━━━ RECORDS TO USE ━━━

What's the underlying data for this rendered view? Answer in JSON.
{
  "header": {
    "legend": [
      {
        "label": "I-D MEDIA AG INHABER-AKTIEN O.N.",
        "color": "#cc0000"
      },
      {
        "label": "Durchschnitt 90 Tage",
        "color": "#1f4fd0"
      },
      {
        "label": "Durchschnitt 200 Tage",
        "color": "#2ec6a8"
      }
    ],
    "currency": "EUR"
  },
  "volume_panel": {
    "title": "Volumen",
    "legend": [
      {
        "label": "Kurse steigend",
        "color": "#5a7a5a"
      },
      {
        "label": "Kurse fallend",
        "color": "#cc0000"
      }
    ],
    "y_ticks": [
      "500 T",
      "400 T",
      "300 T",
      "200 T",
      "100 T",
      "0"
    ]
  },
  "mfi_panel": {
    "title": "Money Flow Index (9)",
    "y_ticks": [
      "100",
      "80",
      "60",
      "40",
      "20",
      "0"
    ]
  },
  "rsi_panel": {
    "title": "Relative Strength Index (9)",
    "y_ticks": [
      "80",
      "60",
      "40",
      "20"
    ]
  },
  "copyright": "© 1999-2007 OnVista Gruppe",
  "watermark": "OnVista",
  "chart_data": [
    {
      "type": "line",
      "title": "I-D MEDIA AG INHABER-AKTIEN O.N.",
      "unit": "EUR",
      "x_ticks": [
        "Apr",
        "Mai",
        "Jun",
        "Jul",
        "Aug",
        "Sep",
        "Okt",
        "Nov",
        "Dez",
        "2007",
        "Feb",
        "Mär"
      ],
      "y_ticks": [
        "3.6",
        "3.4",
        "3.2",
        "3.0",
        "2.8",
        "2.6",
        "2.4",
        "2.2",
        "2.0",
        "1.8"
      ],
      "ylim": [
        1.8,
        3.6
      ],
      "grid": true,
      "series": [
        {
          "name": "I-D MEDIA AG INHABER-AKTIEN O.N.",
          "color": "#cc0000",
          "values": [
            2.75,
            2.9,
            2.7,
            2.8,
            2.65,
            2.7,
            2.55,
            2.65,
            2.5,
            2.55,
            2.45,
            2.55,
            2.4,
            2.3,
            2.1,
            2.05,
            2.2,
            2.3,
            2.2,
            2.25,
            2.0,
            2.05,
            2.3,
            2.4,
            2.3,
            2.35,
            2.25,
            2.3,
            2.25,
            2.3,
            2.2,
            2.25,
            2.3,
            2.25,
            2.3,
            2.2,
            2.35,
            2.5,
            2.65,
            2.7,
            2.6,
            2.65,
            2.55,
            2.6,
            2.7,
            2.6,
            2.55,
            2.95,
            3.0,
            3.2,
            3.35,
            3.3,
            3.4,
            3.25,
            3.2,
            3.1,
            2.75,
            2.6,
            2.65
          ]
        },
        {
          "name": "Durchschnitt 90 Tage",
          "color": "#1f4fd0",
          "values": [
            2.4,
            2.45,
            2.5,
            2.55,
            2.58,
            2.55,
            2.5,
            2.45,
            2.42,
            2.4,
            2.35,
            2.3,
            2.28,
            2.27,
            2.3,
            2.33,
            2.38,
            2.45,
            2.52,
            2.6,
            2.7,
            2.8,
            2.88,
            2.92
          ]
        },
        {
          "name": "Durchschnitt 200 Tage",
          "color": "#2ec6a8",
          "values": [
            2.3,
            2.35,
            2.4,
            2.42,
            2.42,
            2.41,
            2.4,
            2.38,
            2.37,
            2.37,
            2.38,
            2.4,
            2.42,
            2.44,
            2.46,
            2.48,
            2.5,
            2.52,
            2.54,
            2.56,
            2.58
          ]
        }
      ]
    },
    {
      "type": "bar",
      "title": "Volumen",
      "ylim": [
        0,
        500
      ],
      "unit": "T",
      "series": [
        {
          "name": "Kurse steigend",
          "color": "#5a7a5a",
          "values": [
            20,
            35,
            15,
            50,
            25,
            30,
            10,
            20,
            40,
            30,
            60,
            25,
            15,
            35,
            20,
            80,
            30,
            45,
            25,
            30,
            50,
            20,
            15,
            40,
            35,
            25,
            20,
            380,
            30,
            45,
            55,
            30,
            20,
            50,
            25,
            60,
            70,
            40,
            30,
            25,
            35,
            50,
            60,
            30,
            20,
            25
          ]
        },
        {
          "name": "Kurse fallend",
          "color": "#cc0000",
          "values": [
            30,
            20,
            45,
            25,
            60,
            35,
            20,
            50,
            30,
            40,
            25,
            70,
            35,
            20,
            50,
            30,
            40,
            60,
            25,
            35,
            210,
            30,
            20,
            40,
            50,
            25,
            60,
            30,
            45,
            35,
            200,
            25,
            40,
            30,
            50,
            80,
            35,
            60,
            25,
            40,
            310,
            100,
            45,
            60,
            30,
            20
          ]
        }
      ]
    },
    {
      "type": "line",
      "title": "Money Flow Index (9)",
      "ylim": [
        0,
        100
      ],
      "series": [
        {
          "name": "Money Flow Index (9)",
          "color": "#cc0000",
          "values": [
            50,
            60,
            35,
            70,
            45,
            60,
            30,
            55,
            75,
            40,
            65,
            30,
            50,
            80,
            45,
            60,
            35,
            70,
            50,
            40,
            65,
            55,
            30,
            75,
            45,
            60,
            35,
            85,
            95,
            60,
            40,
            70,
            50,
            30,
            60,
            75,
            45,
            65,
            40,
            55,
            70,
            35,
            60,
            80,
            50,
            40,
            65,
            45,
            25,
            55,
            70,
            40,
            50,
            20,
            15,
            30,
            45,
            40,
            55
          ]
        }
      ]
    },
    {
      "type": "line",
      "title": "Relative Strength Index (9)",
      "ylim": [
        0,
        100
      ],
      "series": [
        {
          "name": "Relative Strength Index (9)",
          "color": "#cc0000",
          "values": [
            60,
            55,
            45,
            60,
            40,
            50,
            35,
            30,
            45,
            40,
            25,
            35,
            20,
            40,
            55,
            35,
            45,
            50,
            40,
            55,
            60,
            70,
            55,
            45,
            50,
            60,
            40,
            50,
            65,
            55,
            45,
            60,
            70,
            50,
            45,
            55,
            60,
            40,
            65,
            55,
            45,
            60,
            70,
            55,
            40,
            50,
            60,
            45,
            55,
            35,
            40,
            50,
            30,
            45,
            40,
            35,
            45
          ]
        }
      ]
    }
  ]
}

━━━

Write out the listing once more, matching it exactly.

What's the underlying data for this rendered view? Answer in JSON.
{
  "header": {
    "legend": [
      {
        "label": "I-D MEDIA AG INHABER-AKTIEN O.N.",
        "color": "#cc0000"
      },
      {
        "label": "Durchschnitt 90 Tage",
        "color": "#1f4fd0"
      },
      {
        "label": "Durchschnitt 200 Tage",
        "color": "#2ec6a8"
      }
    ],
    "currency": "EUR"
  },
  "volume_panel": {
    "title": "Volumen",
    "legend": [
      {
        "label": "Kurse steigend",
        "color": "#5a7a5a"
      },
      {
        "label": "Kurse fallend",
        "color": "#cc0000"
      }
    ],
    "y_ticks": [
      "500 T",
      "400 T",
      "300 T",
      "200 T",
      "100 T",
      "0"
    ]
  },
  "mfi_panel": {
    "title": "Money Flow Index (9)",
    "y_ticks": [
      "100",
      "80",
      "60",
      "40",
      "20",
      "0"
    ]
  },
  "rsi_panel": {
    "title": "Relative Strength Index (9)",
    "y_ticks": [
      "80",
      "60",
      "40",
      "20"
    ]
  },
  "copyright": "© 1999-2007 OnVista Gruppe",
  "watermark": "OnVista",
  "chart_data": [
    {
      "type": "line",
      "title": "I-D MEDIA AG INHABER-AKTIEN O.N.",
      "unit": "EUR",
      "x_ticks": [
        "Apr",
        "Mai",
        "Jun",
        "Jul",
        "Aug",
        "Sep",
        "Okt",
        "Nov",
        "Dez",
        "2007",
        "Feb",
        "Mär"
      ],
      "y_ticks": [
        "3.6",
        "3.4",
        "3.2",
        "3.0",
        "2.8",
        "2.6",
        "2.4",
        "2.2",
        "2.0",
        "1.8"
      ],
      "ylim": [
        1.8,
        3.6
      ],
      "grid": true,
      "series": [
        {
          "name": "I-D MEDIA AG INHABER-AKTIEN O.N.",
          "color": "#cc0000",
          "values": [
            2.75,
            2.9,
            2.7,
            2.8,
            2.65,
            2.7,
            2.55,
            2.65,
            2.5,
            2.55,
            2.45,
            2.55,
            2.4,
            2.3,
            2.1,
            2.05,
            2.2,
            2.3,
            2.2,
            2.25,
            2.0,
            2.05,
            2.3,
            2.4,
            2.3,
            2.35,
            2.25,
            2.3,
            2.25,
            2.3,
            2.2,
            2.25,
            2.3,
            2.25,
            2.3,
            2.2,
            2.35,
            2.5,
            2.65,
            2.7,
            2.6,
            2.65,
            2.55,
            2.6,
            2.7,
            2.6,
            2.55,
            2.95,
            3.0,
            3.2,
            3.35,
            3.3,
            3.4,
            3.25,
            3.2,
            3.1,
            2.75,
            2.6,
            2.65
          ]
        },
        {
          "name": "Durchschnitt 90 Tage",
          "color": "#1f4fd0",
          "values": [
            2.4,
            2.45,
            2.5,
            2.55,
            2.58,
            2.55,
            2.5,
            2.45,
            2.42,
            2.4,
            2.35,
            2.3,
            2.28,
            2.27,
            2.3,
            2.33,
            2.38,
            2.45,
            2.52,
            2.6,
            2.7,
            2.8,
            2.88,
            2.92
          ]
        },
        {
          "name": "Durchschnitt 200 Tage",
          "color": "#2ec6a8",
          "values": [
            2.3,
            2.35,
            2.4,
            2.42,
            2.42,
            2.41,
            2.4,
            2.38,
            2.37,
            2.37,
            2.38,
            2.4,
            2.42,
            2.44,
            2.46,
            2.48,
            2.5,
            2.52,
            2.54,
            2.56,
            2.58
          ]
        }
      ]
    },
    {
      "type": "bar",
      "title": "Volumen",
      "ylim": [
        0,
        500
      ],
      "unit": "T",
      "series": [
        {
          "name": "Kurse steigend",
          "color": "#5a7a5a",
          "values": [
            20,
            35,
            15,
            50,
            25,
            30,
            10,
            20,
            40,
            30,
            60,
            25,
            15,
            35,
            20,
            80,
            30,
            45,
            25,
            30,
            50,
            20,
            15,
            40,
            35,
            25,
            20,
            380,
            30,
            45,
            55,
            30,
            20,
            50,
            25,
            60,
            70,
            40,
            30,
            25,
            35,
            50,
            60,
            30,
            20,
            25
          ]
        },
        {
          "name": "Kurse fallend",
          "color": "#cc0000",
          "values": [
            30,
            20,
            45,
            25,
            60,
            35,
            20,
            50,
            30,
            40,
            25,
            70,
            35,
            20,
            50,
            30,
            40,
            60,
            25,
            35,
            210,
            30,
            20,
            40,
            50,
            25,
            60,
            30,
            45,
            35,
            200,
            25,
            40,
            30,
            50,
            80,
            35,
            60,
            25,
            40,
            310,
            100,
            45,
            60,
            30,
            20
          ]
        }
      ]
    },
    {
      "type": "line",
      "title": "Money Flow Index (9)",
      "ylim": [
        0,
        100
      ],
      "series": [
        {
          "name": "Money Flow Index (9)",
          "color": "#cc0000",
          "values": [
            50,
            60,
            35,
            70,
            45,
            60,
            30,
            55,
            75,
            40,
            65,
            30,
            50,
            80,
            45,
            60,
            35,
            70,
            50,
            40,
            65,
            55,
            30,
            75,
            45,
            60,
            35,
            85,
            95,
            60,
            40,
            70,
            50,
            30,
            60,
            75,
            45,
            65,
            40,
            55,
            70,
            35,
            60,
            80,
            50,
            40,
            65,
            45,
            25,
            55,
            70,
            40,
            50,
            20,
            15,
            30,
            45,
            40,
            55
          ]
        }
      ]
    },
    {
      "type": "line",
      "title": "Relative Strength Index (9)",
      "ylim": [
        0,
        100
      ],
      "series": [
        {
          "name": "Relative Strength Index (9)",
          "color": "#cc0000",
          "values": [
            60,
            55,
            45,
            60,
            40,
            50,
            35,
            30,
            45,
            40,
            25,
            35,
            20,
            40,
            55,
            35,
            45,
            50,
            40,
            55,
            60,
            70,
            55,
            45,
            50,
            60,
            40,
            50,
            65,
            55,
            45,
            60,
            70,
            50,
            45,
            55,
            60,
            40,
            65,
            55,
            45,
            60,
            70,
            55,
            40,
            50,
            60,
            45,
            55,
            35,
            40,
            50,
            30,
            45,
            40,
            35,
            45
          ]
        }
      ]
    }
  ]
}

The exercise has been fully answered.